A run of records:
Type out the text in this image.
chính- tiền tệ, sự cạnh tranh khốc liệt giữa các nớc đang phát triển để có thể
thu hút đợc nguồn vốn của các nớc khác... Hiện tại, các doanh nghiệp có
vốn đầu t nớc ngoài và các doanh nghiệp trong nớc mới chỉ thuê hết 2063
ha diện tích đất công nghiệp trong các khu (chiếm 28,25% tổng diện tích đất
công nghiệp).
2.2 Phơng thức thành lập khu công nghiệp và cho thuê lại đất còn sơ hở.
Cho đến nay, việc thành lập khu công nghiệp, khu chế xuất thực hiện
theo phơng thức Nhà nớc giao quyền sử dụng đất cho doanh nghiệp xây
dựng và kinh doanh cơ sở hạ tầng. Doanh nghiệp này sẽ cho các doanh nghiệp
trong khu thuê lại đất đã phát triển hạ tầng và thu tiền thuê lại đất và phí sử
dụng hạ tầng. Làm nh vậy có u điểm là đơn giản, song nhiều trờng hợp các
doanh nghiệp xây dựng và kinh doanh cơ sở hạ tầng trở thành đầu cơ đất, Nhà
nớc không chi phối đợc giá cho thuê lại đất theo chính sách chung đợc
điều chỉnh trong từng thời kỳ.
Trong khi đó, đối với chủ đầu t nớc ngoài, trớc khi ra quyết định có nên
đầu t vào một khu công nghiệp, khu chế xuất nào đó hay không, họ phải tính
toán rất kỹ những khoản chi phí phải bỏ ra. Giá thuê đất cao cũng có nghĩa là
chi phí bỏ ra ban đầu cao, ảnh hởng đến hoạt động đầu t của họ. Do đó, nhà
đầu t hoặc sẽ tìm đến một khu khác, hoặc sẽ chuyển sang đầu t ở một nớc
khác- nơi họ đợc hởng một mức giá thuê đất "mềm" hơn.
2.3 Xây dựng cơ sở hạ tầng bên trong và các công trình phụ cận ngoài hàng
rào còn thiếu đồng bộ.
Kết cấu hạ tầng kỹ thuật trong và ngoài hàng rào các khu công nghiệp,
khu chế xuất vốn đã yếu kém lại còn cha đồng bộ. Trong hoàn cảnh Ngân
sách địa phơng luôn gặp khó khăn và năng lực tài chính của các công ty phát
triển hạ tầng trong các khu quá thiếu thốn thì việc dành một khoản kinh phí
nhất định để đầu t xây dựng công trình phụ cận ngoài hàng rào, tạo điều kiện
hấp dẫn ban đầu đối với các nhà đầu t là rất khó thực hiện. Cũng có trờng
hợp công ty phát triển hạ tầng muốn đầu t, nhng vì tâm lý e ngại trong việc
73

### What you need to do
Take the material above and return all of it exactly.

### Response
Type out the text in this image.
chính- tiền tệ, sự cạnh tranh khốc liệt giữa các nớc đang phát triển để có thể
thu hút đợc nguồn vốn của các nớc khác... Hiện tại, các doanh nghiệp có
vốn đầu t nớc ngoài và các doanh nghiệp trong nớc mới chỉ thuê hết 2063
ha diện tích đất công nghiệp trong các khu (chiếm 28,25% tổng diện tích đất
công nghiệp).
2.2 Phơng thức thành lập khu công nghiệp và cho thuê lại đất còn sơ hở.
Cho đến nay, việc thành lập khu công nghiệp, khu chế xuất thực hiện
theo phơng thức Nhà nớc giao quyền sử dụng đất cho doanh nghiệp xây
dựng và kinh doanh cơ sở hạ tầng. Doanh nghiệp này sẽ cho các doanh nghiệp
trong khu thuê lại đất đã phát triển hạ tầng và thu tiền thuê lại đất và phí sử
dụng hạ tầng. Làm nh vậy có u điểm là đơn giản, song nhiều trờng hợp các
doanh nghiệp xây dựng và kinh doanh cơ sở hạ tầng trở thành đầu cơ đất, Nhà
nớc không chi phối đợc giá cho thuê lại đất theo chính sách chung đợc
điều chỉnh trong từng thời kỳ.
Trong khi đó, đối với chủ đầu t nớc ngoài, trớc khi ra quyết định có nên
đầu t vào một khu công nghiệp, khu chế xuất nào đó hay không, họ phải tính
toán rất kỹ những khoản chi phí phải bỏ ra. Giá thuê đất cao cũng có nghĩa là
chi phí bỏ ra ban đầu cao, ảnh hởng đến hoạt động đầu t của họ. Do đó, nhà
đầu t hoặc sẽ tìm đến một khu khác, hoặc sẽ chuyển sang đầu t ở một nớc
khác- nơi họ đợc hởng một mức giá thuê đất "mềm" hơn.
2.3 Xây dựng cơ sở hạ tầng bên trong và các công trình phụ cận ngoài hàng
rào còn thiếu đồng bộ.
Kết cấu hạ tầng kỹ thuật trong và ngoài hàng rào các khu công nghiệp,
khu chế xuất vốn đã yếu kém lại còn cha đồng bộ. Trong hoàn cảnh Ngân
sách địa phơng luôn gặp khó khăn và năng lực tài chính của các công ty phát
triển hạ tầng trong các khu quá thiếu thốn thì việc dành một khoản kinh phí
nhất định để đầu t xây dựng công trình phụ cận ngoài hàng rào, tạo điều kiện
hấp dẫn ban đầu đối với các nhà đầu t là rất khó thực hiện. Cũng có trờng
hợp công ty phát triển hạ tầng muốn đầu t, nhng vì tâm lý e ngại trong việc
73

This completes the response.